— Given instruction —
Nothing in the data should change when you return it, but leave the pictures out.

— Input rows —

○ ○ ○ ○

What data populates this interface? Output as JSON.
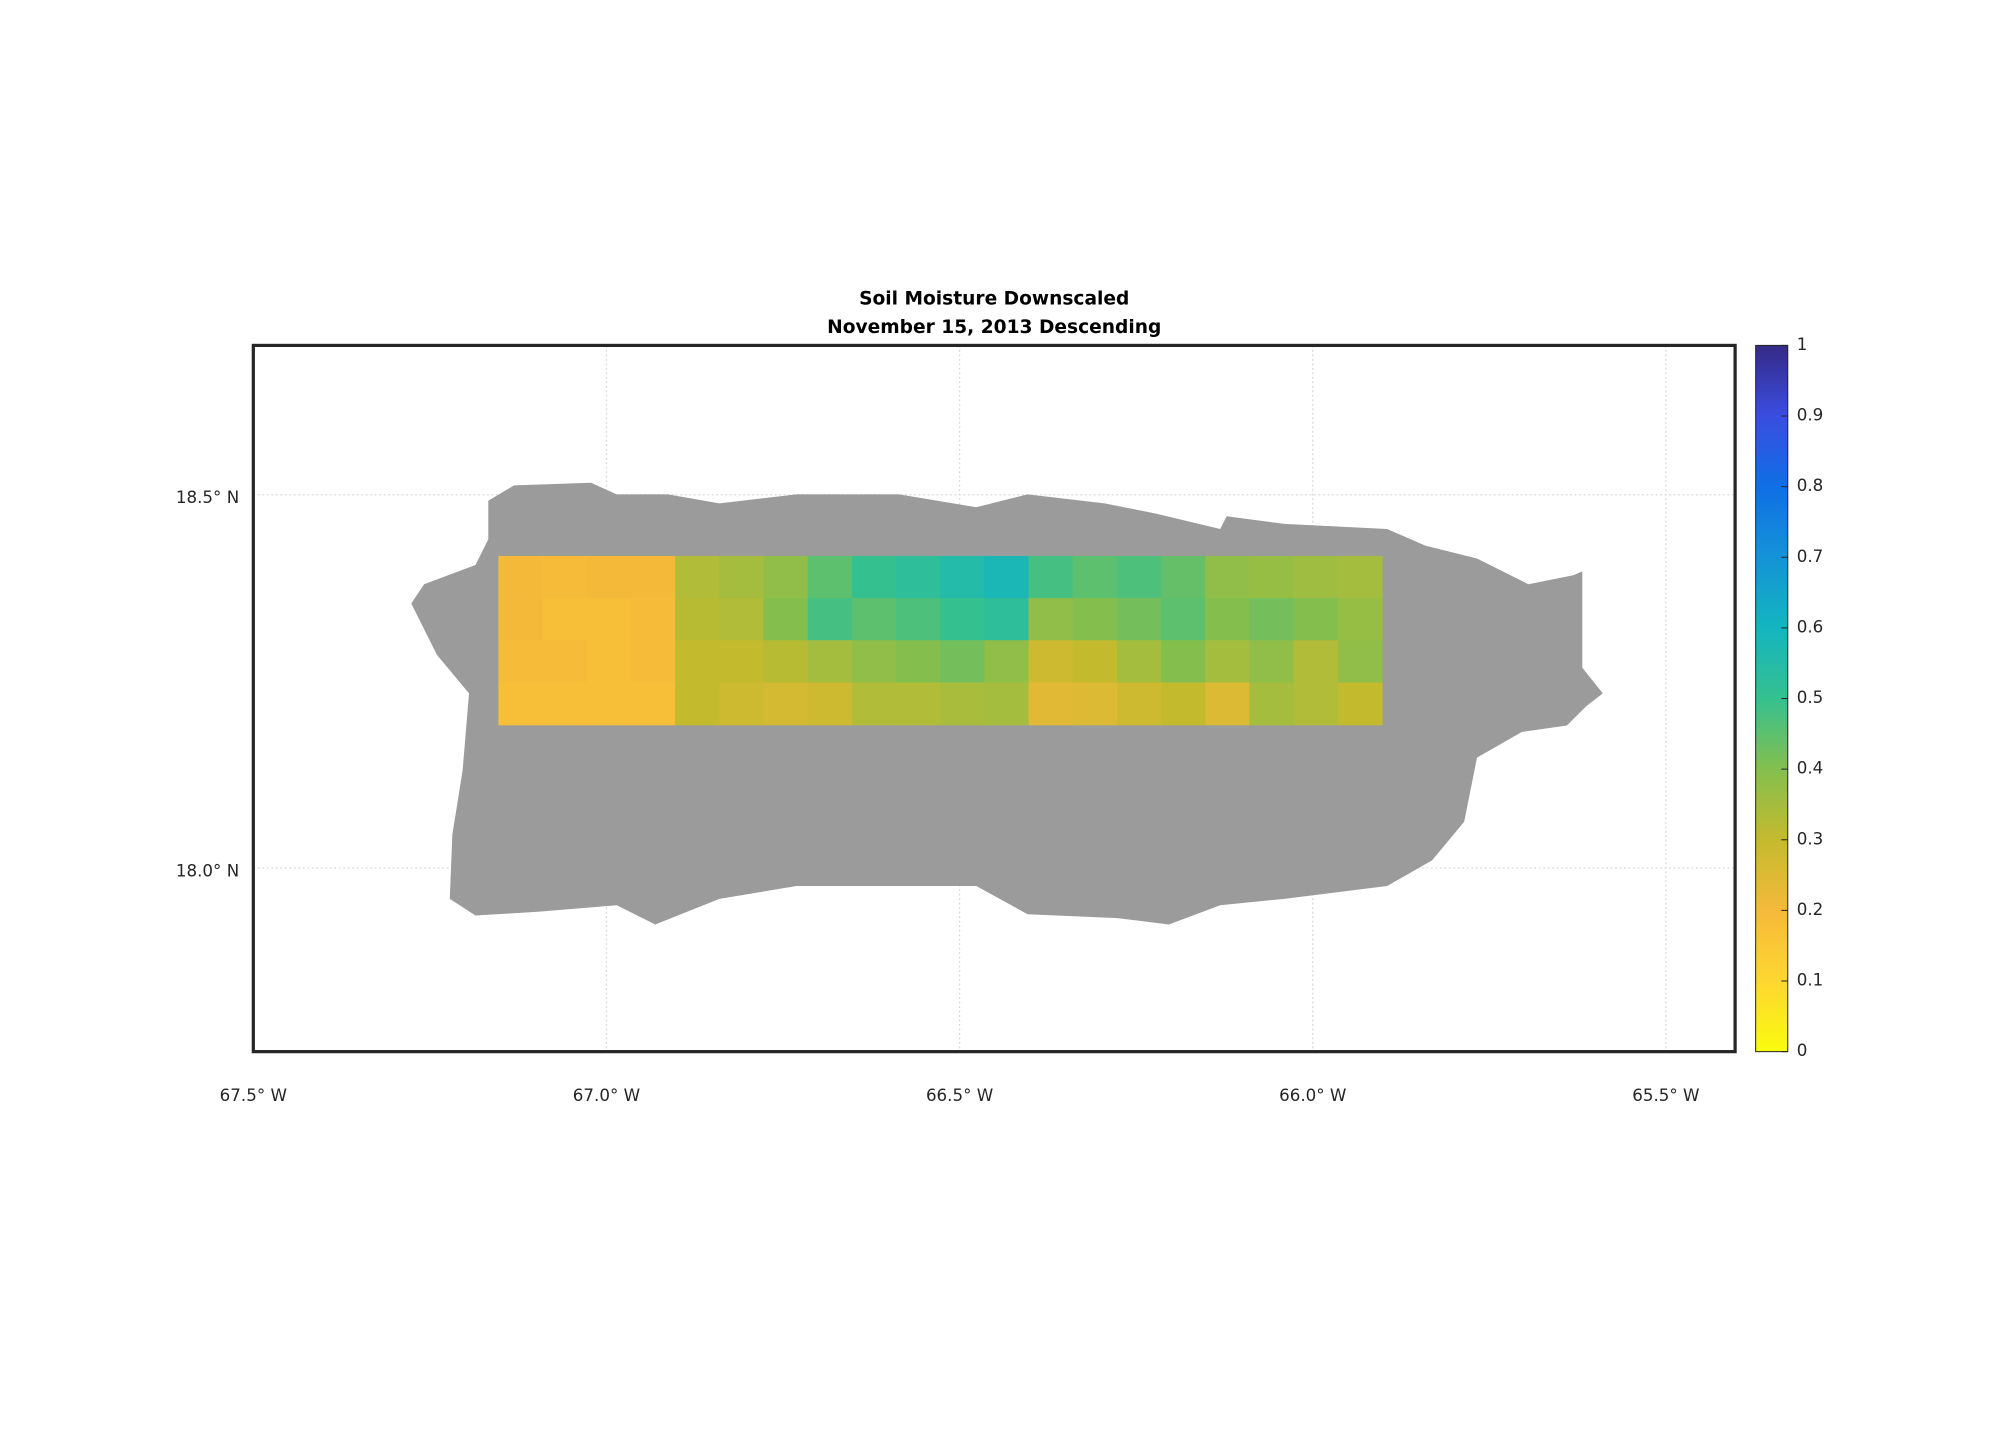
{
  "chart_data": {
    "type": "heatmap",
    "title": "Soil Moisture Downscaled",
    "subtitle": "November 15, 2013 Descending",
    "xlim": [
      -67.5,
      -65.402
    ],
    "ylim": [
      17.754,
      18.7
    ],
    "xticks": [
      {
        "value": -67.5,
        "label": "67.5° W"
      },
      {
        "value": -67.0,
        "label": "67.0° W"
      },
      {
        "value": -66.5,
        "label": "66.5° W"
      },
      {
        "value": -66.0,
        "label": "66.0° W"
      },
      {
        "value": -65.5,
        "label": "65.5° W"
      }
    ],
    "yticks": [
      {
        "value": 18.0,
        "label": "18.0° N"
      },
      {
        "value": 18.5,
        "label": "18.5° N"
      }
    ],
    "grid": true,
    "lon_range": [
      -67.153,
      -65.902
    ],
    "lat_range": [
      18.418,
      18.192
    ],
    "z": [
      [
        0.2,
        0.19,
        0.2,
        0.2,
        0.33,
        0.35,
        0.38,
        0.45,
        0.5,
        0.52,
        0.55,
        0.58,
        0.48,
        0.45,
        0.47,
        0.44,
        0.38,
        0.37,
        0.36,
        0.35
      ],
      [
        0.2,
        0.18,
        0.18,
        0.19,
        0.32,
        0.33,
        0.4,
        0.48,
        0.45,
        0.47,
        0.5,
        0.52,
        0.38,
        0.4,
        0.42,
        0.45,
        0.4,
        0.42,
        0.4,
        0.37
      ],
      [
        0.19,
        0.19,
        0.18,
        0.19,
        0.3,
        0.3,
        0.32,
        0.35,
        0.38,
        0.4,
        0.42,
        0.38,
        0.28,
        0.3,
        0.35,
        0.4,
        0.35,
        0.38,
        0.33,
        0.38
      ],
      [
        0.18,
        0.18,
        0.18,
        0.18,
        0.3,
        0.28,
        0.27,
        0.28,
        0.33,
        0.33,
        0.34,
        0.35,
        0.24,
        0.25,
        0.28,
        0.3,
        0.25,
        0.35,
        0.33,
        0.3
      ]
    ],
    "clim": [
      0,
      1
    ],
    "cticks": [
      0,
      0.1,
      0.2,
      0.3,
      0.4,
      0.5,
      0.6,
      0.7,
      0.8,
      0.9,
      1
    ],
    "colormap": [
      "#f9fb0e",
      "#fed631",
      "#f5b93a",
      "#c4ba2e",
      "#84bf4e",
      "#35c08f",
      "#13b5c0",
      "#1493d8",
      "#0f6fe5",
      "#3a4de0",
      "#352a87"
    ],
    "land_color": "#9b9b9b"
  }
}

○ ○ ○ ○

— Correct output —
What data populates this interface? Output as JSON.
{
  "chart_data": {
    "type": "heatmap",
    "title": "Soil Moisture Downscaled",
    "subtitle": "November 15, 2013 Descending",
    "xlim": [
      -67.5,
      -65.402
    ],
    "ylim": [
      17.754,
      18.7
    ],
    "xticks": [
      {
        "value": -67.5,
        "label": "67.5° W"
      },
      {
        "value": -67.0,
        "label": "67.0° W"
      },
      {
        "value": -66.5,
        "label": "66.5° W"
      },
      {
        "value": -66.0,
        "label": "66.0° W"
      },
      {
        "value": -65.5,
        "label": "65.5° W"
      }
    ],
    "yticks": [
      {
        "value": 18.0,
        "label": "18.0° N"
      },
      {
        "value": 18.5,
        "label": "18.5° N"
      }
    ],
    "grid": true,
    "lon_range": [
      -67.153,
      -65.902
    ],
    "lat_range": [
      18.418,
      18.192
    ],
    "z": [
      [
        0.2,
        0.19,
        0.2,
        0.2,
        0.33,
        0.35,
        0.38,
        0.45,
        0.5,
        0.52,
        0.55,
        0.58,
        0.48,
        0.45,
        0.47,
        0.44,
        0.38,
        0.37,
        0.36,
        0.35
      ],
      [
        0.2,
        0.18,
        0.18,
        0.19,
        0.32,
        0.33,
        0.4,
        0.48,
        0.45,
        0.47,
        0.5,
        0.52,
        0.38,
        0.4,
        0.42,
        0.45,
        0.4,
        0.42,
        0.4,
        0.37
      ],
      [
        0.19,
        0.19,
        0.18,
        0.19,
        0.3,
        0.3,
        0.32,
        0.35,
        0.38,
        0.4,
        0.42,
        0.38,
        0.28,
        0.3,
        0.35,
        0.4,
        0.35,
        0.38,
        0.33,
        0.38
      ],
      [
        0.18,
        0.18,
        0.18,
        0.18,
        0.3,
        0.28,
        0.27,
        0.28,
        0.33,
        0.33,
        0.34,
        0.35,
        0.24,
        0.25,
        0.28,
        0.3,
        0.25,
        0.35,
        0.33,
        0.3
      ]
    ],
    "clim": [
      0,
      1
    ],
    "cticks": [
      0,
      0.1,
      0.2,
      0.3,
      0.4,
      0.5,
      0.6,
      0.7,
      0.8,
      0.9,
      1
    ],
    "colormap": [
      "#f9fb0e",
      "#fed631",
      "#f5b93a",
      "#c4ba2e",
      "#84bf4e",
      "#35c08f",
      "#13b5c0",
      "#1493d8",
      "#0f6fe5",
      "#3a4de0",
      "#352a87"
    ],
    "land_color": "#9b9b9b"
  }
}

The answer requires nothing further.